▶ _Directive_: Output the full material exactly as it appears here.

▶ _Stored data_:
..........

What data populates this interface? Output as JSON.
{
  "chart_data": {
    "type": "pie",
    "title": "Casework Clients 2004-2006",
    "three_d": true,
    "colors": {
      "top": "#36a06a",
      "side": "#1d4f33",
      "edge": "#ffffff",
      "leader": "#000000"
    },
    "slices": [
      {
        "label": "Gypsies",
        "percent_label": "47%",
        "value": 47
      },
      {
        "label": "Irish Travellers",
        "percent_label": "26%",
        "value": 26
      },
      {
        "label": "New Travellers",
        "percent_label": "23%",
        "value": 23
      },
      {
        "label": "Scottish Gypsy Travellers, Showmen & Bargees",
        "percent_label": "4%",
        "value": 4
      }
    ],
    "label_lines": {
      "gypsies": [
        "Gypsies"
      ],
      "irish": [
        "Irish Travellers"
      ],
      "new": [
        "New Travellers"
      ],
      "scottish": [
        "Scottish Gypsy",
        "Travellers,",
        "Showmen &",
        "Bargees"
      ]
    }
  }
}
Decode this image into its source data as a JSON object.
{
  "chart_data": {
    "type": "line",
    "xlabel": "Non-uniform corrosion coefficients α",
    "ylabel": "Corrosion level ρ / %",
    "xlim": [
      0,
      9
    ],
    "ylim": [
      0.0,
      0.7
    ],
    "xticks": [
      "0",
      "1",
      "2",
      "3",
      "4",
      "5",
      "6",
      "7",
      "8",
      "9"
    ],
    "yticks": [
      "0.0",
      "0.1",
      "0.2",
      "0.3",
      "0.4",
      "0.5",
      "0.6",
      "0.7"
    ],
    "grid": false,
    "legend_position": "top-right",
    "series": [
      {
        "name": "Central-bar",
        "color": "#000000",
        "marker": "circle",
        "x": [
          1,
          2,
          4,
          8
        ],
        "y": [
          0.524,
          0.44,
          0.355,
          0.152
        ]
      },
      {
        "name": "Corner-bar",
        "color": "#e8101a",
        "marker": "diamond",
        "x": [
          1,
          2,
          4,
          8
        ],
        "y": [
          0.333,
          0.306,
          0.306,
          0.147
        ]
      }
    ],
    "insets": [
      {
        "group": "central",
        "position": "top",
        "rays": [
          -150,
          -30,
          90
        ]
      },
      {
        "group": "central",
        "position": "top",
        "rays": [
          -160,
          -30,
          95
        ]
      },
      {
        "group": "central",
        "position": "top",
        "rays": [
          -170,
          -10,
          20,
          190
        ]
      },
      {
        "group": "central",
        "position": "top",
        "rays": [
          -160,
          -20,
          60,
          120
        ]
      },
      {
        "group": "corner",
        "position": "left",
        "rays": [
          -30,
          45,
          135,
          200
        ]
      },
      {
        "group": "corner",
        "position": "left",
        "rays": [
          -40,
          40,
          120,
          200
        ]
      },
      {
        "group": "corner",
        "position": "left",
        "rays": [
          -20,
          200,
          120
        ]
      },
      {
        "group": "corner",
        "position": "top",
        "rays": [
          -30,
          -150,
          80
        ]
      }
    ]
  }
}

..........

▶ _Response to this task_:
What data populates this interface? Output as JSON.
{
  "chart_data": {
    "type": "pie",
    "title": "Casework Clients 2004-2006",
    "three_d": true,
    "colors": {
      "top": "#36a06a",
      "side": "#1d4f33",
      "edge": "#ffffff",
      "leader": "#000000"
    },
    "slices": [
      {
        "label": "Gypsies",
        "percent_label": "47%",
        "value": 47
      },
      {
        "label": "Irish Travellers",
        "percent_label": "26%",
        "value": 26
      },
      {
        "label": "New Travellers",
        "percent_label": "23%",
        "value": 23
      },
      {
        "label": "Scottish Gypsy Travellers, Showmen & Bargees",
        "percent_label": "4%",
        "value": 4
      }
    ],
    "label_lines": {
      "gypsies": [
        "Gypsies"
      ],
      "irish": [
        "Irish Travellers"
      ],
      "new": [
        "New Travellers"
      ],
      "scottish": [
        "Scottish Gypsy",
        "Travellers,",
        "Showmen &",
        "Bargees"
      ]
    }
  }
}
Decode this image into its source data as a JSON object.
{
  "chart_data": {
    "type": "line",
    "xlabel": "Non-uniform corrosion coefficients α",
    "ylabel": "Corrosion level ρ / %",
    "xlim": [
      0,
      9
    ],
    "ylim": [
      0.0,
      0.7
    ],
    "xticks": [
      "0",
      "1",
      "2",
      "3",
      "4",
      "5",
      "6",
      "7",
      "8",
      "9"
    ],
    "yticks": [
      "0.0",
      "0.1",
      "0.2",
      "0.3",
      "0.4",
      "0.5",
      "0.6",
      "0.7"
    ],
    "grid": false,
    "legend_position": "top-right",
    "series": [
      {
        "name": "Central-bar",
        "color": "#000000",
        "marker": "circle",
        "x": [
          1,
          2,
          4,
          8
        ],
        "y": [
          0.524,
          0.44,
          0.355,
          0.152
        ]
      },
      {
        "name": "Corner-bar",
        "color": "#e8101a",
        "marker": "diamond",
        "x": [
          1,
          2,
          4,
          8
        ],
        "y": [
          0.333,
          0.306,
          0.306,
          0.147
        ]
      }
    ],
    "insets": [
      {
        "group": "central",
        "position": "top",
        "rays": [
          -150,
          -30,
          90
        ]
      },
      {
        "group": "central",
        "position": "top",
        "rays": [
          -160,
          -30,
          95
        ]
      },
      {
        "group": "central",
        "position": "top",
        "rays": [
          -170,
          -10,
          20,
          190
        ]
      },
      {
        "group": "central",
        "position": "top",
        "rays": [
          -160,
          -20,
          60,
          120
        ]
      },
      {
        "group": "corner",
        "position": "left",
        "rays": [
          -30,
          45,
          135,
          200
        ]
      },
      {
        "group": "corner",
        "position": "left",
        "rays": [
          -40,
          40,
          120,
          200
        ]
      },
      {
        "group": "corner",
        "position": "left",
        "rays": [
          -20,
          200,
          120
        ]
      },
      {
        "group": "corner",
        "position": "top",
        "rays": [
          -30,
          -150,
          80
        ]
      }
    ]
  }
}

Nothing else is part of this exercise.